## START

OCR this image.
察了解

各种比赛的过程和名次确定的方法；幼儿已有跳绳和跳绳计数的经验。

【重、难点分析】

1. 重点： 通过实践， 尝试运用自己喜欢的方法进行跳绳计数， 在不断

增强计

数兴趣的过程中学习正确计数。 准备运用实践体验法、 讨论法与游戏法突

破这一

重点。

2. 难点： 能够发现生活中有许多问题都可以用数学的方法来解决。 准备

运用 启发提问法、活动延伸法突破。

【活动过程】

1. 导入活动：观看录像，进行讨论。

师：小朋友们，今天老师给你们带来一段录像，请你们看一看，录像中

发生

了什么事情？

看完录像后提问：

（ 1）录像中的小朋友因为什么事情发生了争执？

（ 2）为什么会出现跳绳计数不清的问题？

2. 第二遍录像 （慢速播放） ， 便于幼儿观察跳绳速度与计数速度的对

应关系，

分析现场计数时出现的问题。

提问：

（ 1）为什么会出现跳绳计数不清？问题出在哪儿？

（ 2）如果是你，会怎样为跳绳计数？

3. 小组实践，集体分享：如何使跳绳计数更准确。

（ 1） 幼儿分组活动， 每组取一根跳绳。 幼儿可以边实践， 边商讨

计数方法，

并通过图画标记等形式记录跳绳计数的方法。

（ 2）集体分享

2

## END

Each line of the material must be restated exactly.

OCR this image.
察了解

各种比赛的过程和名次确定的方法；幼儿已有跳绳和跳绳计数的经验。

【重、难点分析】

1. 重点： 通过实践， 尝试运用自己喜欢的方法进行跳绳计数， 在不断

增强计

数兴趣的过程中学习正确计数。 准备运用实践体验法、 讨论法与游戏法突

破这一

重点。

2. 难点： 能够发现生活中有许多问题都可以用数学的方法来解决。 准备

运用 启发提问法、活动延伸法突破。

【活动过程】

1. 导入活动：观看录像，进行讨论。

师：小朋友们，今天老师给你们带来一段录像，请你们看一看，录像中

发生

了什么事情？

看完录像后提问：

（ 1）录像中的小朋友因为什么事情发生了争执？

（ 2）为什么会出现跳绳计数不清的问题？

2. 第二遍录像 （慢速播放） ， 便于幼儿观察跳绳速度与计数速度的对

应关系，

分析现场计数时出现的问题。

提问：

（ 1）为什么会出现跳绳计数不清？问题出在哪儿？

（ 2）如果是你，会怎样为跳绳计数？

3. 小组实践，集体分享：如何使跳绳计数更准确。

（ 1） 幼儿分组活动， 每组取一根跳绳。 幼儿可以边实践， 边商讨

计数方法，

并通过图画标记等形式记录跳绳计数的方法。

（ 2）集体分享

2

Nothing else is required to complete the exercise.